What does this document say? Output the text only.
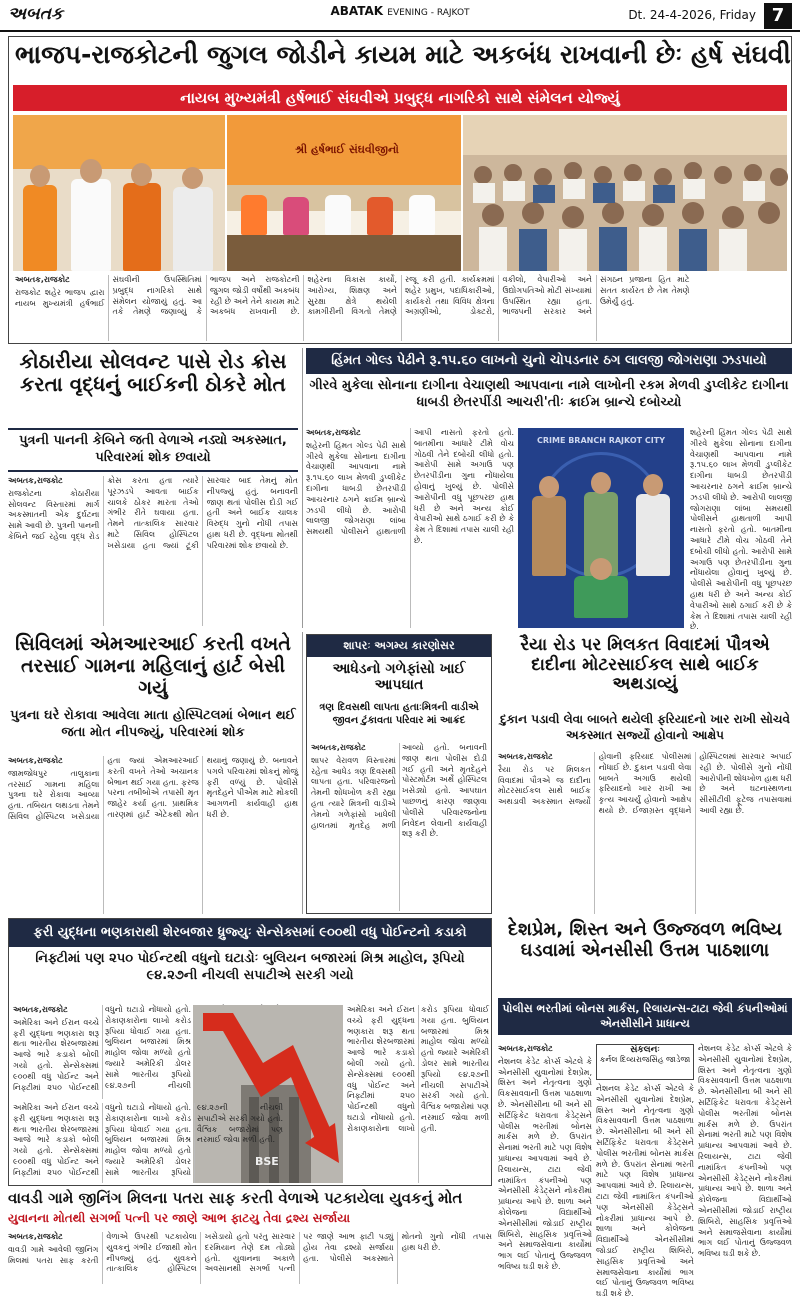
અબતક	ABATAK EVENING - RAJKOT	Dt. 24-4-2026, Friday 7
ભાજપ-રાજકોટની જુગલ જોડીને કાયમ માટે અકબંધ રાખવાની છેઃ હર્ષ સંઘવી
નાયબ મુખ્યમંત્રી હર્ષભાઈ સંઘવીએ પ્રબુદ્ધ નાગરિકો સાથે સંમેલન યોજ્યું
શ્રી હર્ષભાઈ સંઘવીજીનો
અબતક,રાજકોટ
રાજકોટ શહેર ભાજપ દ્વારા નાયબ મુખ્યમંત્રી હર્ષભાઈ સંઘવીની ઉપસ્થિતિમાં પ્રબુદ્ધ નાગરિકો સાથે સંમેલન યોજાયું હતું. આ તકે તેમણે જણાવ્યું કે ભાજપ અને રાજકોટની જુગલ જોડી વર્ષોથી અકબંધ રહી છે અને તેને કાયમ માટે અકબંધ રાખવાની છે. શહેરના વિકાસ કાર્યો, આરોગ્ય, શિક્ષણ અને સુરક્ષા ક્ષેત્રે થયેલી કામગીરીની વિગતો તેમણે રજૂ કરી હતી. કાર્યક્રમમાં શહેર પ્રમુખ, પદાધિકારીઓ, કાર્યકરો તથા વિવિધ ક્ષેત્રના અગ્રણીઓ, ડોક્ટરો, વકીલો, વેપારીઓ અને ઉદ્યોગપતિઓ મોટી સંખ્યામાં ઉપસ્થિત રહ્યા હતા. ભાજપની સરકાર અને સંગઠન પ્રજાના હિત માટે સતત કાર્યરત છે તેમ તેમણે ઉમેર્યું હતું.
કોઠારીયા સોલવન્ટ પાસે રોડ ક્રોસ કરતા વૃદ્ધનું બાઈકની ઠોકરે મોત
પુત્રની પાનની કેબિને જતી વેળાએ નડ્યો અકસ્માત, પરિવારમાં શોક છવાયો
અબતક,રાજકોટ
રાજકોટના કોઠારીયા સોલવન્ટ વિસ્તારમાં માર્ગ અકસ્માતની એક દુર્ઘટના સામે આવી છે. પુત્રની પાનની કેબિને જઈ રહેલા વૃદ્ધ રોડ ક્રોસ કરતા હતા ત્યારે પૂરઝડપે આવતા બાઈક ચાલકે ઠોકર મારતા તેઓ ગંભીર રીતે ઘવાયા હતા. તેમને તાત્કાલિક સારવાર માટે સિવિલ હોસ્પિટલ ખસેડાયા હતા જ્યાં ટૂંકી સારવાર બાદ તેમનું મોત નીપજ્યું હતું. બનાવની જાણ થતાં પોલીસ દોડી ગઈ હતી અને બાઈક ચાલક વિરુદ્ધ ગુનો નોંધી તપાસ હાથ ધરી છે. વૃદ્ધના મોતથી પરિવારમાં શોક છવાયો છે.
હિંમત ગોલ્ડ પેઢીને રૂ.૧૫.૬૦ લાખનો ચુનો ચોપડનાર ઠગ લાલજી જોગરાણા ઝડપાયો
ગીરવે મુકેલા સોનાના દાગીના વેચાણથી આપવાના નામે લાખોની રકમ મેળવી ડુપ્લીકેટ દાગીના ધાબડી છેતરપીંડી આચરી'તીઃ ક્રાઈમ બ્રાન્ચે દબોચ્યો
અબતક,રાજકોટ
શહેરની હિંમત ગોલ્ડ પેઢી સાથે ગીરવે મુકેલા સોનાના દાગીના વેચાણથી આપવાના નામે રૂ.૧૫.૬૦ લાખ મેળવી ડુપ્લીકેટ દાગીના ધાબડી છેતરપીંડી આચરનાર ઠગને ક્રાઈમ બ્રાન્ચે ઝડપી લીધો છે. આરોપી લાલજી જોગરાણા લાંબા સમયથી પોલીસને હાથતાળી આપી નાસતો ફરતો હતો. બાતમીના આધારે ટીમે વોચ ગોઠવી તેને દબોચી લીધો હતો. આરોપી સામે અગાઉ પણ છેતરપીંડીના ગુના નોંધાયેલા હોવાનું ખુલ્યું છે. પોલીસે આરોપીની વધુ પૂછપરછ હાથ ધરી છે અને અન્ય કોઈ વેપારીઓ સાથે ઠગાઈ કરી છે કે કેમ તે દિશામાં તપાસ ચાલી રહી છે.
CRIME BRANCH RAJKOT CITY
શહેરની હિંમત ગોલ્ડ પેઢી સાથે ગીરવે મુકેલા સોનાના દાગીના વેચાણથી આપવાના નામે રૂ.૧૫.૬૦ લાખ મેળવી ડુપ્લીકેટ દાગીના ધાબડી છેતરપીંડી આચરનાર ઠગને ક્રાઈમ બ્રાન્ચે ઝડપી લીધો છે. આરોપી લાલજી જોગરાણા લાંબા સમયથી પોલીસને હાથતાળી આપી નાસતો ફરતો હતો. બાતમીના આધારે ટીમે વોચ ગોઠવી તેને દબોચી લીધો હતો. આરોપી સામે અગાઉ પણ છેતરપીંડીના ગુના નોંધાયેલા હોવાનું ખુલ્યું છે. પોલીસે આરોપીની વધુ પૂછપરછ હાથ ધરી છે અને અન્ય કોઈ વેપારીઓ સાથે ઠગાઈ કરી છે કે કેમ તે દિશામાં તપાસ ચાલી રહી છે.
સિવિલમાં એમઆરઆઈ કરતી વખતે તરસાઈ ગામના મહિલાનું હાર્ટ બેસી ગયું
પુત્રના ઘરે રોકાવા આવેલા માતા હોસ્પિટલમાં બેભાન થઈ જતા મોત નીપજ્યું, પરિવારમાં શોક
અબતક,રાજકોટ
જામજોધપુર તાલુકાના તરસાઈ ગામના મહિલા પુત્રના ઘરે રોકાવા આવ્યા હતા. તબિયત લથડતા તેમને સિવિલ હોસ્પિટલ ખસેડાયા હતા જ્યાં એમઆરઆઈ કરતી વખતે તેઓ અચાનક બેભાન થઈ ગયા હતા. ફરજ પરના તબીબોએ તપાસી મૃત જાહેર કર્યા હતા. પ્રાથમિક તારણમાં હાર્ટ એટેકથી મોત થયાનું જણાયું છે. બનાવને પગલે પરિવારમાં શોકનું મોજું ફરી વળ્યું છે. પોલીસે મૃતદેહને પીએમ માટે મોકલી આગળની કાર્યવાહી હાથ ધરી છે.
શાપરઃ અગમ્ય કારણોસર
આધેડનો ગળેફાંસો ખાઈ આપઘાત
ત્રણ દિવસથી લાપતા હતાઃમિત્રની વાડીએ જીવન ટુંકાવતા પરિવાર માં આક્રંદ
અબતક,રાજકોટ
શાપર વેરાવળ વિસ્તારમાં રહેતા આધેડ ત્રણ દિવસથી લાપતા હતા. પરિવારજનો તેમની શોધખોળ કરી રહ્યા હતા ત્યારે મિત્રની વાડીએ તેમનો ગળેફાંસો ખાધેલી હાલતમાં મૃતદેહ મળી આવ્યો હતો. બનાવની જાણ થતા પોલીસ દોડી ગઈ હતી અને મૃતદેહને પોસ્ટમોર્ટમ અર્થે હોસ્પિટલ ખસેડ્યો હતો. આપઘાત પાછળનું કારણ જાણવા પોલીસે પરિવારજનોના નિવેદન લેવાની કાર્યવાહી શરૂ કરી છે.
રૈયા રોડ પર મિલકત વિવાદમાં પૌત્રએ દાદીના મોટરસાઈકલ સાથે બાઈક અથડાવ્યું
દુકાન પડાવી લેવા બાબતે થયેલી ફરિયાદનો ખાર રાખી સોચવે અકસ્માત સર્જ્યો હોવાનો આક્ષેપ
અબતક,રાજકોટ
રૈયા રોડ પર મિલકત વિવાદમાં પૌત્રએ જ દાદીના મોટરસાઈકલ સાથે બાઈક અથડાવી અકસ્માત સર્જ્યો હોવાની ફરિયાદ પોલીસમાં નોંધાઈ છે. દુકાન પડાવી લેવા બાબતે અગાઉ થયેલી ફરિયાદનો ખાર રાખી આ કૃત્ય આચર્યું હોવાનો આક્ષેપ થયો છે. ઈજાગ્રસ્ત વૃદ્ધાને હોસ્પિટલમાં સારવાર અપાઈ રહી છે. પોલીસે ગુનો નોંધી આરોપીની શોધખોળ હાથ ધરી છે અને ઘટનાસ્થળના સીસીટીવી ફૂટેજ તપાસવામાં આવી રહ્યા છે.
ફરી યુદ્ધના ભણકારાથી શેરબજાર ધ્રુજ્યુઃ સેન્સેક્સમાં ૯૦૦થી વધુ પોઈન્ટનો કડાકો
નિફ્ટીમાં પણ ૨૫૦ પોઈન્ટથી વધુનો ઘટાડોઃ બુલિયન બજારમાં મિશ્ર માહોલ, રૂપિયો ૯૪.૨૭ની નીચલી સપાટીએ સરકી ગયો
અબતક,રાજકોટ
અમેરિકા અને ઈરાન વચ્ચે ફરી યુદ્ધના ભણકારા શરૂ થતા ભારતીય શેરબજારમાં આજે ભારે કડાકો બોલી ગયો હતો. સેન્સેક્સમાં ૯૦૦થી વધુ પોઈન્ટ અને નિફ્ટીમાં ૨૫૦ પોઈન્ટથી વધુનો ઘટાડો નોંધાયો હતો. રોકાણકારોના લાખો કરોડ રૂપિયા ધોવાઈ ગયા હતા. બુલિયન બજારમાં મિશ્ર માહોલ જોવા મળ્યો હતો જ્યારે અમેરિકી ડોલર સામે ભારતીય રૂપિયો ૯૪.૨૭ની નીચલી
BSE
અમેરિકા અને ઈરાન વચ્ચે ફરી યુદ્ધના ભણકારા શરૂ થતા ભારતીય શેરબજારમાં આજે ભારે કડાકો બોલી ગયો હતો. સેન્સેક્સમાં ૯૦૦થી વધુ પોઈન્ટ અને નિફ્ટીમાં ૨૫૦ પોઈન્ટથી વધુનો ઘટાડો નોંધાયો હતો. રોકાણકારોના લાખો કરોડ રૂપિયા ધોવાઈ ગયા હતા. બુલિયન બજારમાં મિશ્ર માહોલ જોવા મળ્યો હતો જ્યારે અમેરિકી ડોલર સામે ભારતીય રૂપિયો ૯૪.૨૭ની નીચલી સપાટીએ સરકી ગયો હતો. વૈશ્વિક બજારોમાં પણ નરમાઈ જોવા મળી હતી.
અમેરિકા અને ઈરાન વચ્ચે ફરી યુદ્ધના ભણકારા શરૂ થતા ભારતીય શેરબજારમાં આજે ભારે કડાકો બોલી ગયો હતો. સેન્સેક્સમાં ૯૦૦થી વધુ પોઈન્ટ અને નિફ્ટીમાં ૨૫૦ પોઈન્ટથી વધુનો ઘટાડો નોંધાયો હતો. રોકાણકારોના લાખો કરોડ રૂપિયા ધોવાઈ ગયા હતા. બુલિયન બજારમાં મિશ્ર માહોલ જોવા મળ્યો હતો જ્યારે અમેરિકી ડોલર સામે ભારતીય રૂપિયો ૯૪.૨૭ની નીચલી સપાટીએ સરકી ગયો હતો. વૈશ્વિક બજારોમાં પણ નરમાઈ જોવા મળી હતી.
દેશપ્રેમ, શિસ્ત અને ઉજ્જવળ ભવિષ્ય ઘડવામાં એનસીસી ઉત્તમ પાઠશાળા
પોલીસ ભરતીમાં બોનસ માર્કસ, રિલાયન્સ-ટાટા જેવી કંપનીઓમાં એનસીસીને પ્રાધાન્ય
અબતક,રાજકોટ
નેશનલ કેડેટ કોર્પ્સ એટલે કે એનસીસી યુવાનોમાં દેશપ્રેમ, શિસ્ત અને નેતૃત્વના ગુણો વિકસાવવાની ઉત્તમ પાઠશાળા છે. એનસીસીના બી અને સી સર્ટિફિકેટ ધરાવતા કેડેટ્સને પોલીસ ભરતીમાં બોનસ માર્કસ મળે છે. ઉપરાંત સેનામાં ભરતી માટે પણ વિશેષ પ્રાધાન્ય આપવામાં આવે છે. રિલાયન્સ, ટાટા જેવી નામાંકિત કંપનીઓ પણ એનસીસી કેડેટ્સને નોકરીમાં પ્રાધાન્ય આપે છે. શાળા અને કોલેજના વિદ્યાર્થીઓ એનસીસીમાં જોડાઈ રાષ્ટ્રીય શિબિરો, સાહસિક પ્રવૃત્તિઓ અને સમાજસેવાના કાર્યોમાં ભાગ લઈ પોતાનું ઉજ્જવળ ભવિષ્ય ઘડી શકે છે.
સંકલનઃ
કર્નલ દિવ્યરાજસિંહ જાડેજા
નેશનલ કેડેટ કોર્પ્સ એટલે કે એનસીસી યુવાનોમાં દેશપ્રેમ, શિસ્ત અને નેતૃત્વના ગુણો વિકસાવવાની ઉત્તમ પાઠશાળા છે. એનસીસીના બી અને સી સર્ટિફિકેટ ધરાવતા કેડેટ્સને પોલીસ ભરતીમાં બોનસ માર્કસ મળે છે. ઉપરાંત સેનામાં ભરતી માટે પણ વિશેષ પ્રાધાન્ય આપવામાં આવે છે. રિલાયન્સ, ટાટા જેવી નામાંકિત કંપનીઓ પણ એનસીસી કેડેટ્સને નોકરીમાં પ્રાધાન્ય આપે છે. શાળા અને કોલેજના વિદ્યાર્થીઓ એનસીસીમાં જોડાઈ રાષ્ટ્રીય શિબિરો, સાહસિક પ્રવૃત્તિઓ અને સમાજસેવાના કાર્યોમાં ભાગ લઈ પોતાનું ઉજ્જવળ ભવિષ્ય ઘડી શકે છે.
નેશનલ કેડેટ કોર્પ્સ એટલે કે એનસીસી યુવાનોમાં દેશપ્રેમ, શિસ્ત અને નેતૃત્વના ગુણો વિકસાવવાની ઉત્તમ પાઠશાળા છે. એનસીસીના બી અને સી સર્ટિફિકેટ ધરાવતા કેડેટ્સને પોલીસ ભરતીમાં બોનસ માર્કસ મળે છે. ઉપરાંત સેનામાં ભરતી માટે પણ વિશેષ પ્રાધાન્ય આપવામાં આવે છે. રિલાયન્સ, ટાટા જેવી નામાંકિત કંપનીઓ પણ એનસીસી કેડેટ્સને નોકરીમાં પ્રાધાન્ય આપે છે. શાળા અને કોલેજના વિદ્યાર્થીઓ એનસીસીમાં જોડાઈ રાષ્ટ્રીય શિબિરો, સાહસિક પ્રવૃત્તિઓ અને સમાજસેવાના કાર્યોમાં ભાગ લઈ પોતાનું ઉજ્જવળ ભવિષ્ય ઘડી શકે છે.
વાવડી ગામે જીનિંગ મિલના પતરા સાફ કરતી વેળાએ પટકાયેલા યુવકનું મોત
યુવાનના મોતથી સગર્ભા પત્ની પર જાણે આભ ફાટયુ તેવા દ્રશ્ય સર્જાયા
અબતક,રાજકોટ
વાવડી ગામે આવેલી જીનિંગ મિલમાં પતરા સાફ કરતી વેળાએ ઉપરથી પટકાયેલા યુવકનું ગંભીર ઈજાથી મોત નીપજ્યું હતું. યુવકને તાત્કાલિક હોસ્પિટલ ખસેડાયો હતો પરંતુ સારવાર દરમિયાન તેણે દમ તોડ્યો હતો. યુવાનના અકાળે અવસાનથી સગર્ભા પત્ની પર જાણે આભ ફાટી પડ્યું હોય તેવા દ્રશ્યો સર્જાયા હતા. પોલીસે અકસ્માતે મોતનો ગુનો નોંધી તપાસ હાથ ધરી છે.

EXERCISE
Show all lines in the entries above where the string "એમઆરઆઈ" appears.

ANSWER FOR THIS EXERCISE
સિવિલમાં એમઆરઆઈ કરતી વખતે તરસાઈ ગામના મહિલાનું હાર્ટ બેસી ગયું
જામજોધપુર તાલુકાના તરસાઈ ગામના મહિલા પુત્રના ઘરે રોકાવા આવ્યા હતા. તબિયત લથડતા તેમને સિવિલ હોસ્પિટલ ખસેડાયા હતા જ્યાં એમઆરઆઈ કરતી વખતે તેઓ અચાનક બેભાન થઈ ગયા હતા. ફરજ પરના તબીબોએ તપાસી મૃત જાહેર કર્યા હતા. પ્રાથમિક તારણમાં હાર્ટ એટેકથી મોત થયાનું જણાયું છે. બનાવને પગલે પરિવારમાં શોકનું મોજું ફરી વળ્યું છે. પોલીસે મૃતદેહને પીએમ માટે મોકલી આગળની કાર્યવાહી હાથ ધરી છે.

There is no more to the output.